AIM OF THE EXERCISE
From the records, pick out and copy each line containing "zásobníku".

******************************

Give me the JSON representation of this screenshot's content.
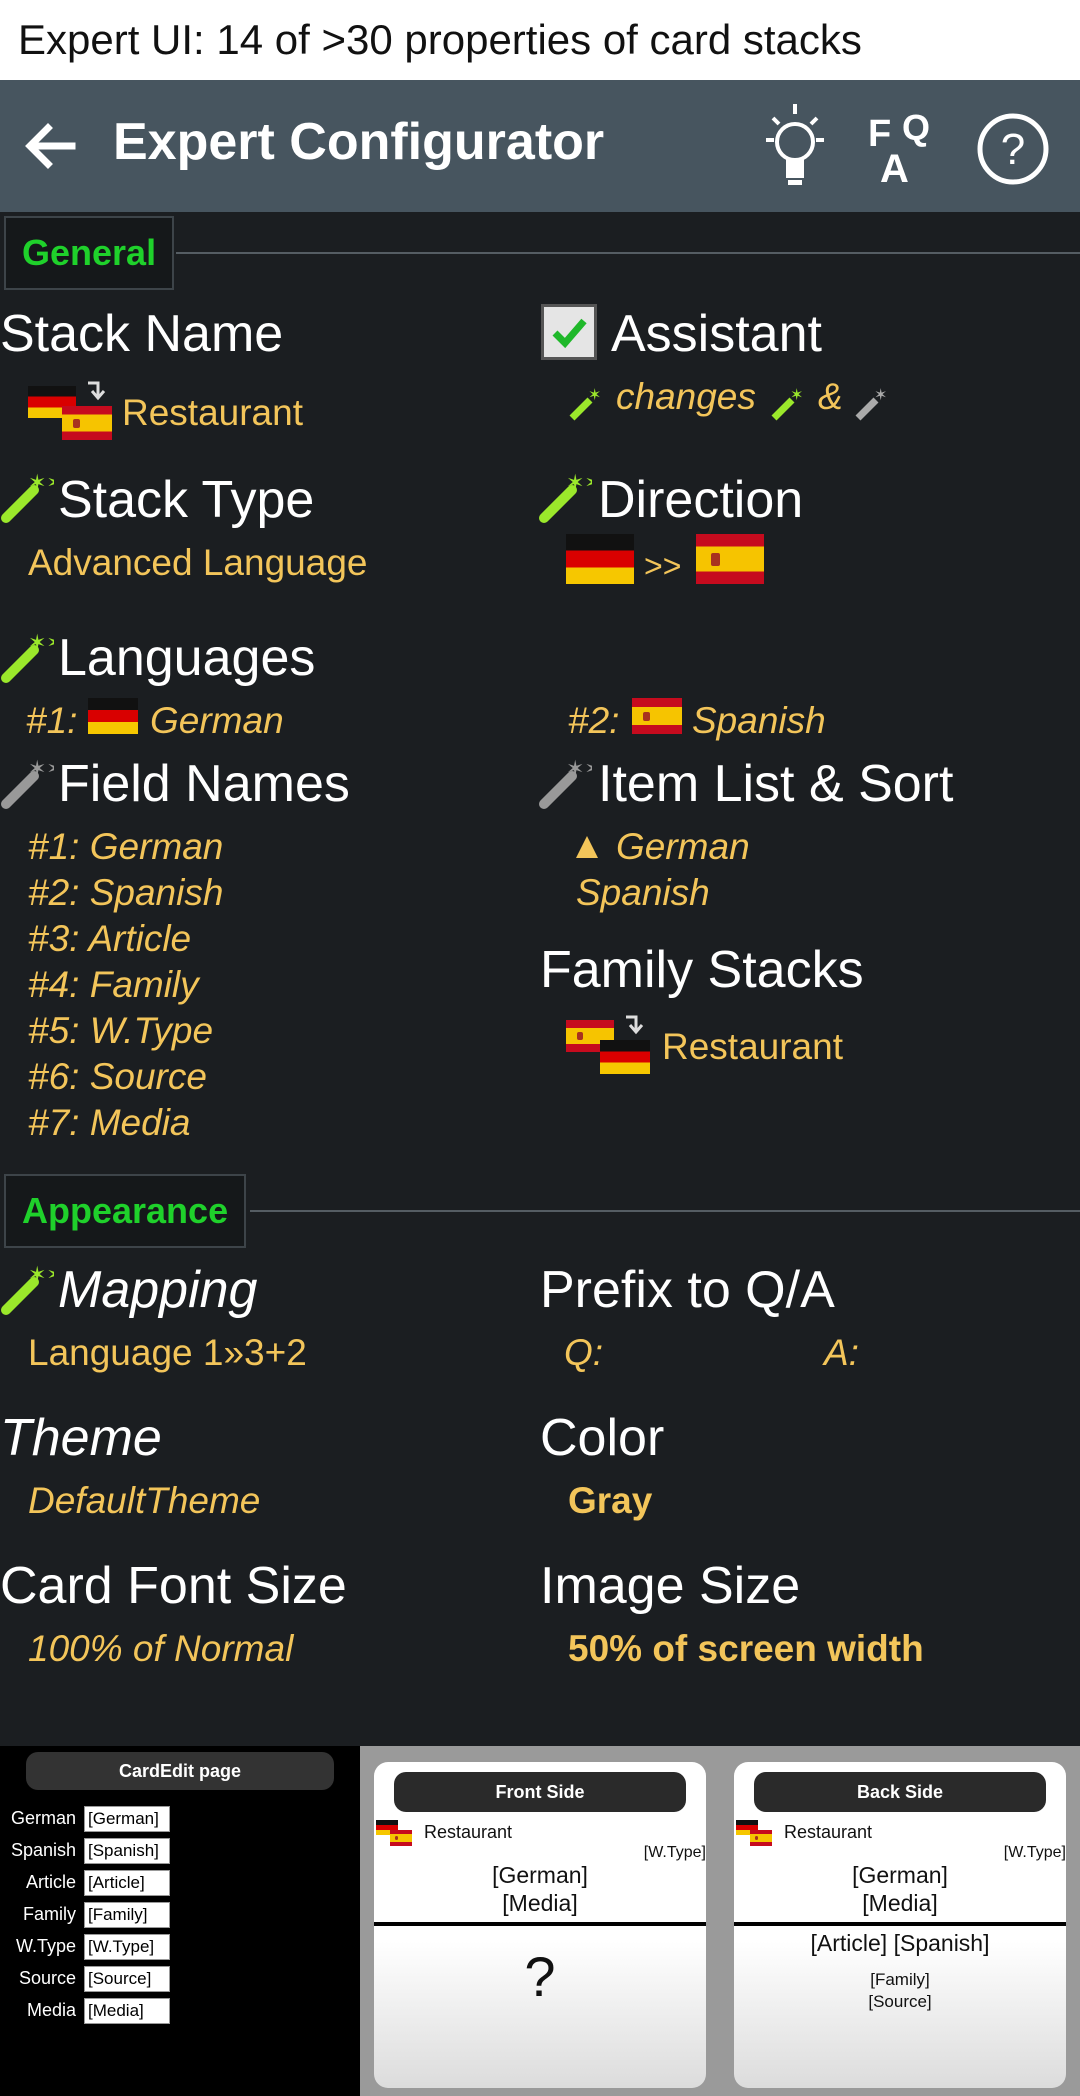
{
  "caption": "Expert UI: 14 of >30 properties of card stacks",
  "appbar": {
    "title": "Expert Configurator",
    "back_icon": "arrow-left-icon",
    "icons": [
      "lightbulb-icon",
      "faq-icon",
      "help-icon"
    ]
  },
  "general": {
    "header": "General",
    "stack_name": {
      "label": "Stack Name",
      "value": "Restaurant"
    },
    "assistant": {
      "label": "Assistant",
      "checked": true,
      "value_a": "changes",
      "value_b": "&"
    },
    "stack_type": {
      "label": "Stack Type",
      "value": "Advanced Language"
    },
    "direction": {
      "label": "Direction",
      "sep": ">>"
    },
    "languages": {
      "label": "Languages",
      "lang1_prefix": "#1:",
      "lang1": "German",
      "lang2_prefix": "#2:",
      "lang2": "Spanish"
    },
    "field_names": {
      "label": "Field Names",
      "items": [
        "#1: German",
        "#2: Spanish",
        "#3: Article",
        "#4: Family",
        "#5: W.Type",
        "#6: Source",
        "#7: Media"
      ]
    },
    "item_list": {
      "label": "Item List & Sort",
      "items": [
        "German",
        "Spanish"
      ]
    },
    "family_stacks": {
      "label": "Family Stacks",
      "value": "Restaurant"
    }
  },
  "appearance": {
    "header": "Appearance",
    "mapping": {
      "label": "Mapping",
      "value": "Language 1»3+2"
    },
    "prefix": {
      "label": "Prefix to Q/A",
      "q": "Q:",
      "a": "A:"
    },
    "theme": {
      "label": "Theme",
      "value": "DefaultTheme"
    },
    "color": {
      "label": "Color",
      "value": "Gray"
    },
    "font_size": {
      "label": "Card Font Size",
      "value": "100% of Normal"
    },
    "image_size": {
      "label": "Image Size",
      "value": "50% of screen width"
    }
  },
  "cardedit": {
    "title": "CardEdit page",
    "fields": [
      {
        "label": "German",
        "value": "[German]"
      },
      {
        "label": "Spanish",
        "value": "[Spanish]"
      },
      {
        "label": "Article",
        "value": "[Article]"
      },
      {
        "label": "Family",
        "value": "[Family]"
      },
      {
        "label": "W.Type",
        "value": "[W.Type]"
      },
      {
        "label": "Source",
        "value": "[Source]"
      },
      {
        "label": "Media",
        "value": "[Media]"
      }
    ]
  },
  "front": {
    "title": "Front Side",
    "stack": "Restaurant",
    "wtype": "[W.Type]",
    "line1": "[German]",
    "line2": "[Media]",
    "answer": "?"
  },
  "back": {
    "title": "Back Side",
    "stack": "Restaurant",
    "wtype": "[W.Type]",
    "line1": "[German]",
    "line2": "[Media]",
    "line3": "[Article] [Spanish]",
    "line4": "[Family]",
    "line5": "[Source]"
  },
  "colors": {
    "accent_green": "#1fd12b",
    "value_yellow": "#f3c55a",
    "appbar": "#47555f",
    "background": "#1b1e21"
  }
}
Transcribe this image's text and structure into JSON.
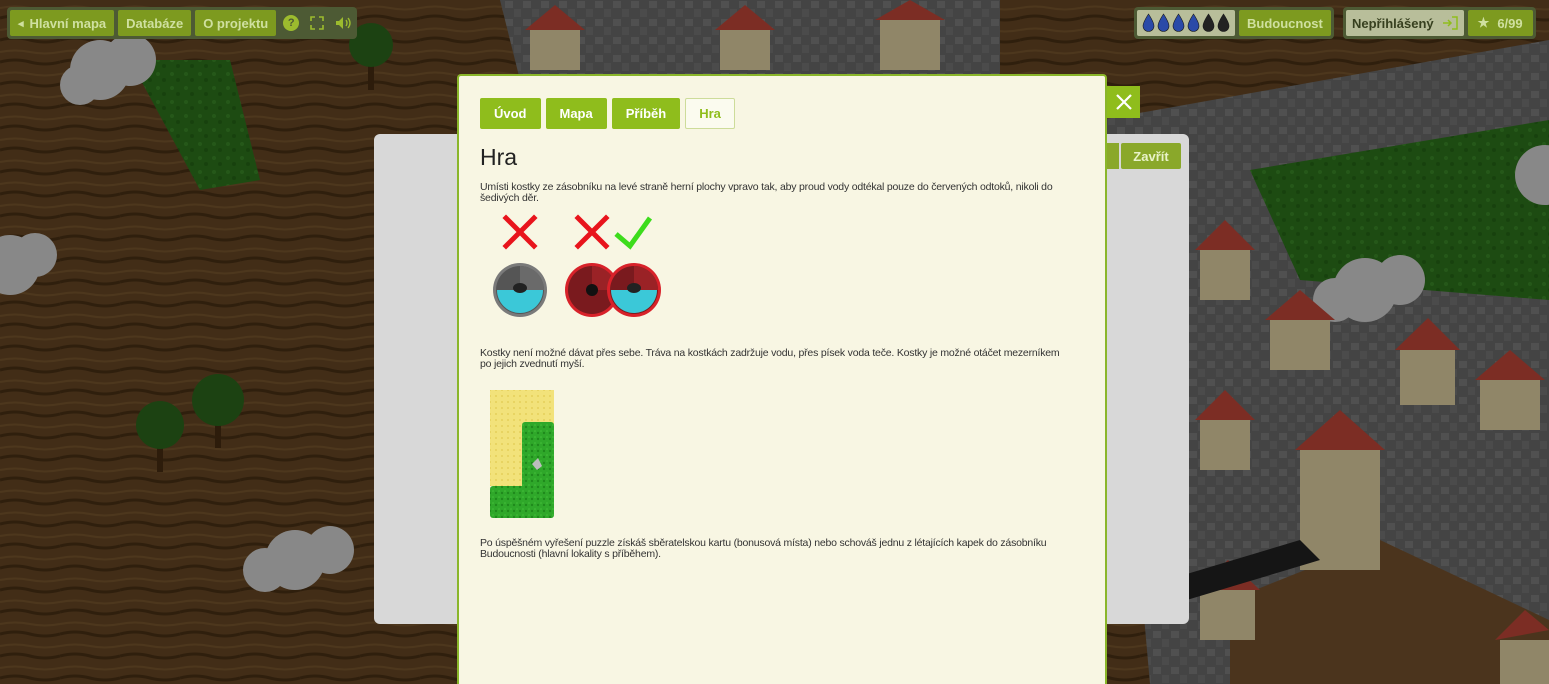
{
  "toolbar": {
    "back_label": "Hlavní mapa",
    "back_icon": "chevron-left-icon",
    "database_label": "Databáze",
    "about_label": "O projektu",
    "help_icon": "help-icon",
    "fullscreen_icon": "fullscreen-icon",
    "sound_icon": "sound-icon"
  },
  "drops": {
    "count": 6,
    "filled": 4,
    "label": "Budoucnost"
  },
  "user": {
    "status_label": "Nepřihlášený",
    "login_icon": "login-icon",
    "star_icon": "star-icon",
    "score": "6/99"
  },
  "background_panel": {
    "close_label": "Zavřít"
  },
  "modal": {
    "tabs": [
      {
        "label": "Úvod",
        "active": false
      },
      {
        "label": "Mapa",
        "active": false
      },
      {
        "label": "Příběh",
        "active": false
      },
      {
        "label": "Hra",
        "active": true
      }
    ],
    "title": "Hra",
    "paragraph1": "Umísti kostky ze zásobníku na levé straně herní plochy vpravo tak, aby proud vody odtékal pouze do červených odtoků, nikoli do šedivých děr.",
    "paragraph2": "Kostky není možné dávat přes sebe. Tráva na kostkách zadržuje vodu, přes písek voda teče. Kostky je možné otáčet mezerníkem po jejich zvednutí myší.",
    "paragraph3": "Po úspěšném vyřešení puzzle získáš sběratelskou kartu (bonusová místa) nebo schováš jednu z létajících kapek do zásobníku Budoucnosti (hlavní lokality s příběhem).",
    "hints": [
      {
        "mark": "cross",
        "hole": "grey-water"
      },
      {
        "mark": "cross",
        "hole": "red-empty"
      },
      {
        "mark": "check",
        "hole": "red-water"
      }
    ]
  },
  "colors": {
    "accent": "#8fbd1c",
    "modal_bg": "#f8f6e3",
    "cross": "#e8141c",
    "check": "#3ddc1c",
    "water": "#3bc8d8"
  }
}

******************************

FULL ANSWER
    "paragraph1": "Umísti kostky ze zásobníku na levé straně herní plochy vpravo tak, aby proud vody odtékal pouze do červených odtoků, nikoli do šedivých děr.",
    "paragraph3": "Po úspěšném vyřešení puzzle získáš sběratelskou kartu (bonusová místa) nebo schováš jednu z létajících kapek do zásobníku Budoucnosti (hlavní lokality s příběhem).",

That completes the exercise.